(Figure record extracts)

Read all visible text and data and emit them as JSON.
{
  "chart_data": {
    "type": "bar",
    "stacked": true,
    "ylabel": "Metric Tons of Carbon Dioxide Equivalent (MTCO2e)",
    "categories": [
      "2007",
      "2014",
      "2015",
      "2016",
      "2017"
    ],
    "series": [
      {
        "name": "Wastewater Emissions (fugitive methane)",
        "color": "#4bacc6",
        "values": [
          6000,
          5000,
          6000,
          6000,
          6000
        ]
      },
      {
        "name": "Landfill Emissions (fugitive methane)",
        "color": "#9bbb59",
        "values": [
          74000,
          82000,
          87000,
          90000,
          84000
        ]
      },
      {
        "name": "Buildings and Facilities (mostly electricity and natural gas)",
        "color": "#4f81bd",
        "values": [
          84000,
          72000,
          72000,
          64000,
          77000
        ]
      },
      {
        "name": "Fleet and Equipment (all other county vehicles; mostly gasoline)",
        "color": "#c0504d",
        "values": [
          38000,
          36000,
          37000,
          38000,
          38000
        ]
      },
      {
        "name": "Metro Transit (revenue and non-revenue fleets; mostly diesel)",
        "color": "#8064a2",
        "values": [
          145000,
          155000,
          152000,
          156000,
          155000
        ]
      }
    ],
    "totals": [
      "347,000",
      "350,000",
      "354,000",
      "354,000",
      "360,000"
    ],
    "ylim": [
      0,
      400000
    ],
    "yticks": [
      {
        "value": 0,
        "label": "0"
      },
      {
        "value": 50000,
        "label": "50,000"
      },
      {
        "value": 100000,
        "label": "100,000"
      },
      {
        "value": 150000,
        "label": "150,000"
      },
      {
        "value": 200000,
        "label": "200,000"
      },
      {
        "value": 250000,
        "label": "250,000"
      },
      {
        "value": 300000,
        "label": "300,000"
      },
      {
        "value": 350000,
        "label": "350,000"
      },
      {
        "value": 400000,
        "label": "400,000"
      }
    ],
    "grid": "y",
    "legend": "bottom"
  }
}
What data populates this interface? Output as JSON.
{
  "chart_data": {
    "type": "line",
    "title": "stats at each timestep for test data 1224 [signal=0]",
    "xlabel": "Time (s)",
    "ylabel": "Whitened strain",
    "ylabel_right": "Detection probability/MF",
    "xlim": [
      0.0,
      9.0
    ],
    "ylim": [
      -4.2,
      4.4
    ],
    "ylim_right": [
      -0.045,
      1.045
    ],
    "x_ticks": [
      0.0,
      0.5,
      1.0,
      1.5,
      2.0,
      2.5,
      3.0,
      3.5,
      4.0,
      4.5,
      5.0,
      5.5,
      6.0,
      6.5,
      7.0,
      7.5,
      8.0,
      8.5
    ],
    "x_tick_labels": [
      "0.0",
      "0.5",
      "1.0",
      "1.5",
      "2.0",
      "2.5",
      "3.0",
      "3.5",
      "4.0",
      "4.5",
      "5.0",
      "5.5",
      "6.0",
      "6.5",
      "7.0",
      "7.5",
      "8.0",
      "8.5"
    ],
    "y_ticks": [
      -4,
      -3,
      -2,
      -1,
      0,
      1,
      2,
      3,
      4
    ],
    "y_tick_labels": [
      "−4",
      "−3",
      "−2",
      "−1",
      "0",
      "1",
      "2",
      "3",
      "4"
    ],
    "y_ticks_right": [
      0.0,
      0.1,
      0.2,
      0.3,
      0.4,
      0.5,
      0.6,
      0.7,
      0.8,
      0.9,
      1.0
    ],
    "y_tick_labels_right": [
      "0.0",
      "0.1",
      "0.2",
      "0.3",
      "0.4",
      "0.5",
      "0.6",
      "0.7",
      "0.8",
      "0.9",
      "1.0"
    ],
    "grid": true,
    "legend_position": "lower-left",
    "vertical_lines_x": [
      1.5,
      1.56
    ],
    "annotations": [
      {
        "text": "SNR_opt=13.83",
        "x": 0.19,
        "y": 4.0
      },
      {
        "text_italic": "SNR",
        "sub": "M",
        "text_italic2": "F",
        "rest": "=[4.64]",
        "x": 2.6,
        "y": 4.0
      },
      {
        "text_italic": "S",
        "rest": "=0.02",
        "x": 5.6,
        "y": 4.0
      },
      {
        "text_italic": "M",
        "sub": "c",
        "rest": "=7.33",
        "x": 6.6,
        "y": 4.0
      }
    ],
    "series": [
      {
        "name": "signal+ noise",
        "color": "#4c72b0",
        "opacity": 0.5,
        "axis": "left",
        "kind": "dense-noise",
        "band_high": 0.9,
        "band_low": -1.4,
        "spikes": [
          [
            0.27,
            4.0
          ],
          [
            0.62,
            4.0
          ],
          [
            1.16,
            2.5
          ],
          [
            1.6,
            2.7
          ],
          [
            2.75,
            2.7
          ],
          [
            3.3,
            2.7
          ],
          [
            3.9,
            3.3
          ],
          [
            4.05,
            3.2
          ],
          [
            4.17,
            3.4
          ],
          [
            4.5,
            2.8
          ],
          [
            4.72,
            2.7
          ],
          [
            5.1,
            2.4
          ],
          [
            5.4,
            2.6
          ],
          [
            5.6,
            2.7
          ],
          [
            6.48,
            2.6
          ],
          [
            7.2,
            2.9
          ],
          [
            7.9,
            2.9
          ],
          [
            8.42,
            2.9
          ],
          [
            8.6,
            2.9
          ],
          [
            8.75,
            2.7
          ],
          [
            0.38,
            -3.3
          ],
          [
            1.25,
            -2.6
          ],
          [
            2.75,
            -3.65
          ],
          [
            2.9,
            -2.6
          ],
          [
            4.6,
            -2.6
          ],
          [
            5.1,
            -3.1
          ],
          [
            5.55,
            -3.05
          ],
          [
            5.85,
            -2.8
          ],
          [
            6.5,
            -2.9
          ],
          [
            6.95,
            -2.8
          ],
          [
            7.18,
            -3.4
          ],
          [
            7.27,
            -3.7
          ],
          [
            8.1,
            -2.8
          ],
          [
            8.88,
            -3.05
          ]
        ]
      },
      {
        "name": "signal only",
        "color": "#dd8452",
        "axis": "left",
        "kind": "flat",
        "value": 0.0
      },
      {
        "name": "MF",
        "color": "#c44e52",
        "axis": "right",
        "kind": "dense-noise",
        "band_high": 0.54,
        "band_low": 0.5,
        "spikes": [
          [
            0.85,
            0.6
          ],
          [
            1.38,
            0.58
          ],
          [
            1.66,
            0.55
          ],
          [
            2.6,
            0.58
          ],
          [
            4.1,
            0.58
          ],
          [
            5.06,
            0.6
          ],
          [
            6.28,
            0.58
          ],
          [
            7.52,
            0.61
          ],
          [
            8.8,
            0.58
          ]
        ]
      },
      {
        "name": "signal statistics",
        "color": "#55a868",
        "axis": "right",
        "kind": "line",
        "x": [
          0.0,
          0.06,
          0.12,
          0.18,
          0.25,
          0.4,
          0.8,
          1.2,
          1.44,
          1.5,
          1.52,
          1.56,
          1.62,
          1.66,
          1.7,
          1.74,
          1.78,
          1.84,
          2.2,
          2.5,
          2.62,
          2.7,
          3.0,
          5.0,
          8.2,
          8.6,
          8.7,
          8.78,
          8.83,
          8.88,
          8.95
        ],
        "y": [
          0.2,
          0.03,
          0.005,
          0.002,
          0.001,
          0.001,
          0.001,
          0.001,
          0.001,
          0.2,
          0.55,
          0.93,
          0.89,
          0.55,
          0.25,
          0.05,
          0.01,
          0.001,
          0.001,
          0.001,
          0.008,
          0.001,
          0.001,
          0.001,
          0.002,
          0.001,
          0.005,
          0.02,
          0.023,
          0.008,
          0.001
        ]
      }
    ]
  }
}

_GOAL_
Transcribe every entry exactly, omitting nothing.

_RESULT OF THIS TASK_
Read all visible text and data and emit them as JSON.
{
  "chart_data": {
    "type": "bar",
    "stacked": true,
    "ylabel": "Metric Tons of Carbon Dioxide Equivalent (MTCO2e)",
    "categories": [
      "2007",
      "2014",
      "2015",
      "2016",
      "2017"
    ],
    "series": [
      {
        "name": "Wastewater Emissions (fugitive methane)",
        "color": "#4bacc6",
        "values": [
          6000,
          5000,
          6000,
          6000,
          6000
        ]
      },
      {
        "name": "Landfill Emissions (fugitive methane)",
        "color": "#9bbb59",
        "values": [
          74000,
          82000,
          87000,
          90000,
          84000
        ]
      },
      {
        "name": "Buildings and Facilities (mostly electricity and natural gas)",
        "color": "#4f81bd",
        "values": [
          84000,
          72000,
          72000,
          64000,
          77000
        ]
      },
      {
        "name": "Fleet and Equipment (all other county vehicles; mostly gasoline)",
        "color": "#c0504d",
        "values": [
          38000,
          36000,
          37000,
          38000,
          38000
        ]
      },
      {
        "name": "Metro Transit (revenue and non-revenue fleets; mostly diesel)",
        "color": "#8064a2",
        "values": [
          145000,
          155000,
          152000,
          156000,
          155000
        ]
      }
    ],
    "totals": [
      "347,000",
      "350,000",
      "354,000",
      "354,000",
      "360,000"
    ],
    "ylim": [
      0,
      400000
    ],
    "yticks": [
      {
        "value": 0,
        "label": "0"
      },
      {
        "value": 50000,
        "label": "50,000"
      },
      {
        "value": 100000,
        "label": "100,000"
      },
      {
        "value": 150000,
        "label": "150,000"
      },
      {
        "value": 200000,
        "label": "200,000"
      },
      {
        "value": 250000,
        "label": "250,000"
      },
      {
        "value": 300000,
        "label": "300,000"
      },
      {
        "value": 350000,
        "label": "350,000"
      },
      {
        "value": 400000,
        "label": "400,000"
      }
    ],
    "grid": "y",
    "legend": "bottom"
  }
}
What data populates this interface? Output as JSON.
{
  "chart_data": {
    "type": "line",
    "title": "stats at each timestep for test data 1224 [signal=0]",
    "xlabel": "Time (s)",
    "ylabel": "Whitened strain",
    "ylabel_right": "Detection probability/MF",
    "xlim": [
      0.0,
      9.0
    ],
    "ylim": [
      -4.2,
      4.4
    ],
    "ylim_right": [
      -0.045,
      1.045
    ],
    "x_ticks": [
      0.0,
      0.5,
      1.0,
      1.5,
      2.0,
      2.5,
      3.0,
      3.5,
      4.0,
      4.5,
      5.0,
      5.5,
      6.0,
      6.5,
      7.0,
      7.5,
      8.0,
      8.5
    ],
    "x_tick_labels": [
      "0.0",
      "0.5",
      "1.0",
      "1.5",
      "2.0",
      "2.5",
      "3.0",
      "3.5",
      "4.0",
      "4.5",
      "5.0",
      "5.5",
      "6.0",
      "6.5",
      "7.0",
      "7.5",
      "8.0",
      "8.5"
    ],
    "y_ticks": [
      -4,
      -3,
      -2,
      -1,
      0,
      1,
      2,
      3,
      4
    ],
    "y_tick_labels": [
      "−4",
      "−3",
      "−2",
      "−1",
      "0",
      "1",
      "2",
      "3",
      "4"
    ],
    "y_ticks_right": [
      0.0,
      0.1,
      0.2,
      0.3,
      0.4,
      0.5,
      0.6,
      0.7,
      0.8,
      0.9,
      1.0
    ],
    "y_tick_labels_right": [
      "0.0",
      "0.1",
      "0.2",
      "0.3",
      "0.4",
      "0.5",
      "0.6",
      "0.7",
      "0.8",
      "0.9",
      "1.0"
    ],
    "grid": true,
    "legend_position": "lower-left",
    "vertical_lines_x": [
      1.5,
      1.56
    ],
    "annotations": [
      {
        "text": "SNR_opt=13.83",
        "x": 0.19,
        "y": 4.0
      },
      {
        "text_italic": "SNR",
        "sub": "M",
        "text_italic2": "F",
        "rest": "=[4.64]",
        "x": 2.6,
        "y": 4.0
      },
      {
        "text_italic": "S",
        "rest": "=0.02",
        "x": 5.6,
        "y": 4.0
      },
      {
        "text_italic": "M",
        "sub": "c",
        "rest": "=7.33",
        "x": 6.6,
        "y": 4.0
      }
    ],
    "series": [
      {
        "name": "signal+ noise",
        "color": "#4c72b0",
        "opacity": 0.5,
        "axis": "left",
        "kind": "dense-noise",
        "band_high": 0.9,
        "band_low": -1.4,
        "spikes": [
          [
            0.27,
            4.0
          ],
          [
            0.62,
            4.0
          ],
          [
            1.16,
            2.5
          ],
          [
            1.6,
            2.7
          ],
          [
            2.75,
            2.7
          ],
          [
            3.3,
            2.7
          ],
          [
            3.9,
            3.3
          ],
          [
            4.05,
            3.2
          ],
          [
            4.17,
            3.4
          ],
          [
            4.5,
            2.8
          ],
          [
            4.72,
            2.7
          ],
          [
            5.1,
            2.4
          ],
          [
            5.4,
            2.6
          ],
          [
            5.6,
            2.7
          ],
          [
            6.48,
            2.6
          ],
          [
            7.2,
            2.9
          ],
          [
            7.9,
            2.9
          ],
          [
            8.42,
            2.9
          ],
          [
            8.6,
            2.9
          ],
          [
            8.75,
            2.7
          ],
          [
            0.38,
            -3.3
          ],
          [
            1.25,
            -2.6
          ],
          [
            2.75,
            -3.65
          ],
          [
            2.9,
            -2.6
          ],
          [
            4.6,
            -2.6
          ],
          [
            5.1,
            -3.1
          ],
          [
            5.55,
            -3.05
          ],
          [
            5.85,
            -2.8
          ],
          [
            6.5,
            -2.9
          ],
          [
            6.95,
            -2.8
          ],
          [
            7.18,
            -3.4
          ],
          [
            7.27,
            -3.7
          ],
          [
            8.1,
            -2.8
          ],
          [
            8.88,
            -3.05
          ]
        ]
      },
      {
        "name": "signal only",
        "color": "#dd8452",
        "axis": "left",
        "kind": "flat",
        "value": 0.0
      },
      {
        "name": "MF",
        "color": "#c44e52",
        "axis": "right",
        "kind": "dense-noise",
        "band_high": 0.54,
        "band_low": 0.5,
        "spikes": [
          [
            0.85,
            0.6
          ],
          [
            1.38,
            0.58
          ],
          [
            1.66,
            0.55
          ],
          [
            2.6,
            0.58
          ],
          [
            4.1,
            0.58
          ],
          [
            5.06,
            0.6
          ],
          [
            6.28,
            0.58
          ],
          [
            7.52,
            0.61
          ],
          [
            8.8,
            0.58
          ]
        ]
      },
      {
        "name": "signal statistics",
        "color": "#55a868",
        "axis": "right",
        "kind": "line",
        "x": [
          0.0,
          0.06,
          0.12,
          0.18,
          0.25,
          0.4,
          0.8,
          1.2,
          1.44,
          1.5,
          1.52,
          1.56,
          1.62,
          1.66,
          1.7,
          1.74,
          1.78,
          1.84,
          2.2,
          2.5,
          2.62,
          2.7,
          3.0,
          5.0,
          8.2,
          8.6,
          8.7,
          8.78,
          8.83,
          8.88,
          8.95
        ],
        "y": [
          0.2,
          0.03,
          0.005,
          0.002,
          0.001,
          0.001,
          0.001,
          0.001,
          0.001,
          0.2,
          0.55,
          0.93,
          0.89,
          0.55,
          0.25,
          0.05,
          0.01,
          0.001,
          0.001,
          0.001,
          0.008,
          0.001,
          0.001,
          0.001,
          0.002,
          0.001,
          0.005,
          0.02,
          0.023,
          0.008,
          0.001
        ]
      }
    ]
  }
}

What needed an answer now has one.